_What needs to be done_
What follows is a set of records, each of which is to be written out exactly.

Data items

____________________

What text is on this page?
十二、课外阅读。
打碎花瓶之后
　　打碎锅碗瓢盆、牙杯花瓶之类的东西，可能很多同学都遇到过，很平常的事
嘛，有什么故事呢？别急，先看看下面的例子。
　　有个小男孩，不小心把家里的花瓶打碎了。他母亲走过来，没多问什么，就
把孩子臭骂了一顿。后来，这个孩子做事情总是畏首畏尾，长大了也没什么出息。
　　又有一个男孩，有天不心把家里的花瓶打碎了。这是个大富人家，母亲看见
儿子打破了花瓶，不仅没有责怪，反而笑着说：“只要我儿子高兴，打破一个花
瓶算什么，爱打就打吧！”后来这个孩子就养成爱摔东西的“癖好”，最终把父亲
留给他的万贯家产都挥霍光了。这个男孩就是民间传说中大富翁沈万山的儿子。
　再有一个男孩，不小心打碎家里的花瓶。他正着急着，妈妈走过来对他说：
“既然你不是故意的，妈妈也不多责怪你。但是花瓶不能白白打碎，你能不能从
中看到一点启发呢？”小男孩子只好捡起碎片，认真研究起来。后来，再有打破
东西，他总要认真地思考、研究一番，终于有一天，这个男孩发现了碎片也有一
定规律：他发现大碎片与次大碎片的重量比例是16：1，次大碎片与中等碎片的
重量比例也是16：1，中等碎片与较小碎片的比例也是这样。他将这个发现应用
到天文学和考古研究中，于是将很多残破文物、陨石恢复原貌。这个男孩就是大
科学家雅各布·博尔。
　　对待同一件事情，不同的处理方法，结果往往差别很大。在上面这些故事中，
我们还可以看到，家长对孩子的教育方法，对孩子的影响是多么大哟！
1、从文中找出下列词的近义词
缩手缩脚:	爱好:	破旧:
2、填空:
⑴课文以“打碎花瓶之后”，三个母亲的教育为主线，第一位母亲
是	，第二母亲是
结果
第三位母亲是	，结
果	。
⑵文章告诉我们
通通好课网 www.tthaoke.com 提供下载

____________________

_Completed exercise_
What text is on this page?
十二、课外阅读。
打碎花瓶之后
　　打碎锅碗瓢盆、牙杯花瓶之类的东西，可能很多同学都遇到过，很平常的事
嘛，有什么故事呢？别急，先看看下面的例子。
　　有个小男孩，不小心把家里的花瓶打碎了。他母亲走过来，没多问什么，就
把孩子臭骂了一顿。后来，这个孩子做事情总是畏首畏尾，长大了也没什么出息。
　　又有一个男孩，有天不心把家里的花瓶打碎了。这是个大富人家，母亲看见
儿子打破了花瓶，不仅没有责怪，反而笑着说：“只要我儿子高兴，打破一个花
瓶算什么，爱打就打吧！”后来这个孩子就养成爱摔东西的“癖好”，最终把父亲
留给他的万贯家产都挥霍光了。这个男孩就是民间传说中大富翁沈万山的儿子。
　再有一个男孩，不小心打碎家里的花瓶。他正着急着，妈妈走过来对他说：
“既然你不是故意的，妈妈也不多责怪你。但是花瓶不能白白打碎，你能不能从
中看到一点启发呢？”小男孩子只好捡起碎片，认真研究起来。后来，再有打破
东西，他总要认真地思考、研究一番，终于有一天，这个男孩发现了碎片也有一
定规律：他发现大碎片与次大碎片的重量比例是16：1，次大碎片与中等碎片的
重量比例也是16：1，中等碎片与较小碎片的比例也是这样。他将这个发现应用
到天文学和考古研究中，于是将很多残破文物、陨石恢复原貌。这个男孩就是大
科学家雅各布·博尔。
　　对待同一件事情，不同的处理方法，结果往往差别很大。在上面这些故事中，
我们还可以看到，家长对孩子的教育方法，对孩子的影响是多么大哟！
1、从文中找出下列词的近义词
缩手缩脚:	爱好:	破旧:
2、填空:
⑴课文以“打碎花瓶之后”，三个母亲的教育为主线，第一位母亲
是	，第二母亲是
结果
第三位母亲是	，结
果	。
⑵文章告诉我们
通通好课网 www.tthaoke.com 提供下载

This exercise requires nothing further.